» WRITTEN INSTRUCTION: Search the material below for the word "табаары" and copy every line in which it occurs.

= = = =

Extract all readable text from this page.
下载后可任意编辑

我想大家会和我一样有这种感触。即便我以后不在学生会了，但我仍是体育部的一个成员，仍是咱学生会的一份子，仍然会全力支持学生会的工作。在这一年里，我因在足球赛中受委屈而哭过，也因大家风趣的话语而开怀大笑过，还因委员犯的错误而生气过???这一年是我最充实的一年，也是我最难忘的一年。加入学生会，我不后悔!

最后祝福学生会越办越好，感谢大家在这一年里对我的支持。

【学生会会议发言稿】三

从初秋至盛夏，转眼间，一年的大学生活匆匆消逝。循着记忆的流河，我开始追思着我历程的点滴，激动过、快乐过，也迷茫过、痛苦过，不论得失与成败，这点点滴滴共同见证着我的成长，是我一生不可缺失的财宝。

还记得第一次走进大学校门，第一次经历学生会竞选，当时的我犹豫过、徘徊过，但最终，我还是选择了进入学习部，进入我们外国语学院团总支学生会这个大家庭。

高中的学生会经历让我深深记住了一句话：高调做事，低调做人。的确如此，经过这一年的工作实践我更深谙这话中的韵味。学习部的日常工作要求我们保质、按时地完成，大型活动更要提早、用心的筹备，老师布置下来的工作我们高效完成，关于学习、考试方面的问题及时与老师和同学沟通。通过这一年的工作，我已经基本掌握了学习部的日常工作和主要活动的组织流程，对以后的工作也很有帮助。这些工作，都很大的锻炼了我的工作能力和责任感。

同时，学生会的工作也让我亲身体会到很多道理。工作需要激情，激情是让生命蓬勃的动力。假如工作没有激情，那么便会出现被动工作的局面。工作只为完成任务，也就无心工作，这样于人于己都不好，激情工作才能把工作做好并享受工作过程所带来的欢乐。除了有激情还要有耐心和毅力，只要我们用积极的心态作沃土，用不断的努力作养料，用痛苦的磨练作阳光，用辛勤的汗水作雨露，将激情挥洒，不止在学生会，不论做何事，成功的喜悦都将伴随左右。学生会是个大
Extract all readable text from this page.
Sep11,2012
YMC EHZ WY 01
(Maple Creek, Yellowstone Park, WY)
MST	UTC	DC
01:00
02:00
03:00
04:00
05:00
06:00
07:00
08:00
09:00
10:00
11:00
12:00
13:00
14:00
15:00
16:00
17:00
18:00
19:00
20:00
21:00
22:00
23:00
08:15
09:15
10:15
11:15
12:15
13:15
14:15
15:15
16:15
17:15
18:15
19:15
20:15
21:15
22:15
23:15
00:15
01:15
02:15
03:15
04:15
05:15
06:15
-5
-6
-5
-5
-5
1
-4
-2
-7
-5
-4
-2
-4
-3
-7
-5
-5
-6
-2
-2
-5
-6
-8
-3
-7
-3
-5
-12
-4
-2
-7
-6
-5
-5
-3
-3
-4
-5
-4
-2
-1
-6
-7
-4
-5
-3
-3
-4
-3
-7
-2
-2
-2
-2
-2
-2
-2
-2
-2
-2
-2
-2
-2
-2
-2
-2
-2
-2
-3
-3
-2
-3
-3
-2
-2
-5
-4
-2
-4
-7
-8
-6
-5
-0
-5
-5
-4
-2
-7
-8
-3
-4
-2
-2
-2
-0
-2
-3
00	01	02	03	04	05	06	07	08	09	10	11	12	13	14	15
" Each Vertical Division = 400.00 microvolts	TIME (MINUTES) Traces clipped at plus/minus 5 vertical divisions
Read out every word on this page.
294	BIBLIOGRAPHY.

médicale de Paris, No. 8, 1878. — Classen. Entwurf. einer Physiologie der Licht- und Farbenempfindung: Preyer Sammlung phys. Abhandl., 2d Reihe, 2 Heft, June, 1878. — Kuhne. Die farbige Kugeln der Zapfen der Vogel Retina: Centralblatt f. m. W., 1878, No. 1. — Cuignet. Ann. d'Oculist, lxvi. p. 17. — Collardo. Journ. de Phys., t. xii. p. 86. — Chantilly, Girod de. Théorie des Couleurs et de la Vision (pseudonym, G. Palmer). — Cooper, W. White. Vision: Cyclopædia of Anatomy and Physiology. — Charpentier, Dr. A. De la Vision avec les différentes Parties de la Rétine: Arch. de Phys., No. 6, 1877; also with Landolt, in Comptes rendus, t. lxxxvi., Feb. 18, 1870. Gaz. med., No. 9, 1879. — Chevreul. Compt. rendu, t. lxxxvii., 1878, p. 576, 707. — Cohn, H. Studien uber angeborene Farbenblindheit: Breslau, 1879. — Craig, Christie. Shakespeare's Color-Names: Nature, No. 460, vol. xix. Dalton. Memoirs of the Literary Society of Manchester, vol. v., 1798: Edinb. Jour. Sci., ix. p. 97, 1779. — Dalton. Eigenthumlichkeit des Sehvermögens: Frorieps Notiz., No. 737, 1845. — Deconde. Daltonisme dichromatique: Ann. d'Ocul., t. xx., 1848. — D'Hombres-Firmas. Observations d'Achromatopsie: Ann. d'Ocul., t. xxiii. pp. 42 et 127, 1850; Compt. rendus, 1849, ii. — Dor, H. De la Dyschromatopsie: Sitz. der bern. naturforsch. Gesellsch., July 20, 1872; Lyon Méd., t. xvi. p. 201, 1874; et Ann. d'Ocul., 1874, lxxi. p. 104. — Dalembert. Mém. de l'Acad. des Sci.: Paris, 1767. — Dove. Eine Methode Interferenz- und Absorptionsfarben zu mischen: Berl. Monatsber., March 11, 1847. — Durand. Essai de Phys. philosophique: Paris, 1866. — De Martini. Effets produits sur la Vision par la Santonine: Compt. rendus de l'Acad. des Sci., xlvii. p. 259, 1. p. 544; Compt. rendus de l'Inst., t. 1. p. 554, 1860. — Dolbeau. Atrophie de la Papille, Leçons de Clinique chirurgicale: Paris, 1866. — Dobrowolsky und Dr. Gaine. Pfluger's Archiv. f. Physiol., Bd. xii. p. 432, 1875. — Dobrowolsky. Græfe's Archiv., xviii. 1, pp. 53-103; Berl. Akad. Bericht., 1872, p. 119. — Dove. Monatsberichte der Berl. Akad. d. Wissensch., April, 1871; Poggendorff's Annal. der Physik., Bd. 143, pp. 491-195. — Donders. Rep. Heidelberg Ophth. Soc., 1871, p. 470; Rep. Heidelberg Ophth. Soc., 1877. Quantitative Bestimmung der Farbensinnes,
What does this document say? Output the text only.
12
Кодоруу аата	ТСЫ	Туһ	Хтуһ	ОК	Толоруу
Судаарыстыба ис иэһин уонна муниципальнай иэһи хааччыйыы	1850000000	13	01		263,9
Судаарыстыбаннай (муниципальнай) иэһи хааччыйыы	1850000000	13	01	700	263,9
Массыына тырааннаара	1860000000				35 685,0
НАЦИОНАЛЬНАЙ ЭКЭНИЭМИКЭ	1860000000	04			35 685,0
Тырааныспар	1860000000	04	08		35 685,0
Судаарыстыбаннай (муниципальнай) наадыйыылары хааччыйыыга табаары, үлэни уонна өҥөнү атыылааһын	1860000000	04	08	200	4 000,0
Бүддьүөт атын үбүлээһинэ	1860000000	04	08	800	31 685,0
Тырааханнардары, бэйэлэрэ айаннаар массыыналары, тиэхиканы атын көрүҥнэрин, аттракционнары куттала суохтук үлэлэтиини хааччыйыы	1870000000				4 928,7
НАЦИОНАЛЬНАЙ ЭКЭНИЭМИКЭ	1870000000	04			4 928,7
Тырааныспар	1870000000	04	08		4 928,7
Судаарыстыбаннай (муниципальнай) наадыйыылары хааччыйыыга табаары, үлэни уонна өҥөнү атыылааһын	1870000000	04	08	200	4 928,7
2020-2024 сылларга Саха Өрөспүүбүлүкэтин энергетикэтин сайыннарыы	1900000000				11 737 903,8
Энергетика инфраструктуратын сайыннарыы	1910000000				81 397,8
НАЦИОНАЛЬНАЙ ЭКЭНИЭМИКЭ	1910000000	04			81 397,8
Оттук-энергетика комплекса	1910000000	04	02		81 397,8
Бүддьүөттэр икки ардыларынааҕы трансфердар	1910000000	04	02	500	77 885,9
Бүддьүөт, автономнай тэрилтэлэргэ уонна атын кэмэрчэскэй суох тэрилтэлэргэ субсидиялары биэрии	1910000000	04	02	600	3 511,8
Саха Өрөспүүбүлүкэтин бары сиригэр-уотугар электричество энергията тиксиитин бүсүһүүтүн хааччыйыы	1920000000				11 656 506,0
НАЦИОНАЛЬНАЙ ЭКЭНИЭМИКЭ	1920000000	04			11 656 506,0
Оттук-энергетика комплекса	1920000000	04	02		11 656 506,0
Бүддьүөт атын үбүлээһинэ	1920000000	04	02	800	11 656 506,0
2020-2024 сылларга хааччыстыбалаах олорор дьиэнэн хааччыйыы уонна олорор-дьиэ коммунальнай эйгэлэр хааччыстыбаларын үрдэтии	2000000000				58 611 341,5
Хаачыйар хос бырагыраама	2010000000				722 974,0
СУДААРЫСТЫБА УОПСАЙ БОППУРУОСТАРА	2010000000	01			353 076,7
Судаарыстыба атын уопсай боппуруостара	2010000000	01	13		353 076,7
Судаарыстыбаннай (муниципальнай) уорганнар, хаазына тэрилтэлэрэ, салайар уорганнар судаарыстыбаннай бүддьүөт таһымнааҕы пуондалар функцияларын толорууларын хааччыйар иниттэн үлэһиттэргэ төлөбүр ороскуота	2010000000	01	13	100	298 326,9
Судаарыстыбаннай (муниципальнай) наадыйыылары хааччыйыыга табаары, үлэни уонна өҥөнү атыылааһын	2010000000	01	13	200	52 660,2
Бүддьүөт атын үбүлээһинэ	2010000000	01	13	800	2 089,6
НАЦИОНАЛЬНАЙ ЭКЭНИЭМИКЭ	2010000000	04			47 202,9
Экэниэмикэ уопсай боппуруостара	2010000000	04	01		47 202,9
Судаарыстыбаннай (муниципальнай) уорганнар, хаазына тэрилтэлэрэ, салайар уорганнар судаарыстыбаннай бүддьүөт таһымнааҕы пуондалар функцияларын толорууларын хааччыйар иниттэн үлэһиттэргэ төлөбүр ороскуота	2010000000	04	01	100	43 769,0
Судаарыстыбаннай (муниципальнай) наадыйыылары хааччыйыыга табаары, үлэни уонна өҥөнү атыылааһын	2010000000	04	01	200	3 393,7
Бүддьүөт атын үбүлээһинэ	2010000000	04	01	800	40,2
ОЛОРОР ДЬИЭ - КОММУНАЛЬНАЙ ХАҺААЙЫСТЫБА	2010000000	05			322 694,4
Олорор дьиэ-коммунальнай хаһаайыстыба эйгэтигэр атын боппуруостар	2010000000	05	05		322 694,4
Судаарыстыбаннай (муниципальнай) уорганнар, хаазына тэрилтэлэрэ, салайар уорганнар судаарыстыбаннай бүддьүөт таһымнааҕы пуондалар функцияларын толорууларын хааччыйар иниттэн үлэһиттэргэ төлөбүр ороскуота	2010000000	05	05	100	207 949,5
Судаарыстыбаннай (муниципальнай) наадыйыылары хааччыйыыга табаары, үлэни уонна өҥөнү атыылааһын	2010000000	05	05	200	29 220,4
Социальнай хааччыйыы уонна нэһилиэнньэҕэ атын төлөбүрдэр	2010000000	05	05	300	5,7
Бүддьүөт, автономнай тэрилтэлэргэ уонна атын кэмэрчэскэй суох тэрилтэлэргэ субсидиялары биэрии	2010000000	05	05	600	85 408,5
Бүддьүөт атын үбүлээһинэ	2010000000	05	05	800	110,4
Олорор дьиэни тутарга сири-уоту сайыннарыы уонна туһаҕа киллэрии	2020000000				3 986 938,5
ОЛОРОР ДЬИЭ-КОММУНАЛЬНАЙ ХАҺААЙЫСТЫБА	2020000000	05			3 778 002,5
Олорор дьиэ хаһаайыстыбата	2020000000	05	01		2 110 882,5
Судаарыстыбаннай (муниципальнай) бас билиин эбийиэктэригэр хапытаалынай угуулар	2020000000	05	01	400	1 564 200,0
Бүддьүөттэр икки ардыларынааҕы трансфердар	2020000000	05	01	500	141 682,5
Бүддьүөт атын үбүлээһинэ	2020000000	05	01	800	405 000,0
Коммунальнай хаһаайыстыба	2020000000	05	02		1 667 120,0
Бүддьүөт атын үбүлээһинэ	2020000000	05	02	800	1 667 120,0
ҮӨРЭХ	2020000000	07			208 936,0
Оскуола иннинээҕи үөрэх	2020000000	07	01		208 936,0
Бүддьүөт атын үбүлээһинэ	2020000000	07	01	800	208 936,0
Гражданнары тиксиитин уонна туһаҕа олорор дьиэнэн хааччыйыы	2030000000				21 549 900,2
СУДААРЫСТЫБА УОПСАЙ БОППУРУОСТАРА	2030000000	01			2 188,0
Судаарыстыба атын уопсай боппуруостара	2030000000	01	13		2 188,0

= = = =

» OUTPUT FOR THIS TASK:
Судаарыстыбаннай (муниципальнай) наадыйыылары хааччыйыыга табаары, үлэни уонна өҥөнү атыылааһын	1860000000	04	08	200	4 000,0
Судаарыстыбаннай (муниципальнай) наадыйыылары хааччыйыыга табаары, үлэни уонна өҥөнү атыылааһын	1870000000	04	08	200	4 928,7
Судаарыстыбаннай (муниципальнай) наадыйыылары хааччыйыыга табаары, үлэни уонна өҥөнү атыылааһын	2010000000	01	13	200	52 660,2
Судаарыстыбаннай (муниципальнай) наадыйыылары хааччыйыыга табаары, үлэни уонна өҥөнү атыылааһын	2010000000	04	01	200	3 393,7
Судаарыстыбаннай (муниципальнай) наадыйыылары хааччыйыыга табаары, үлэни уонна өҥөнү атыылааһын	2010000000	05	05	200	29 220,4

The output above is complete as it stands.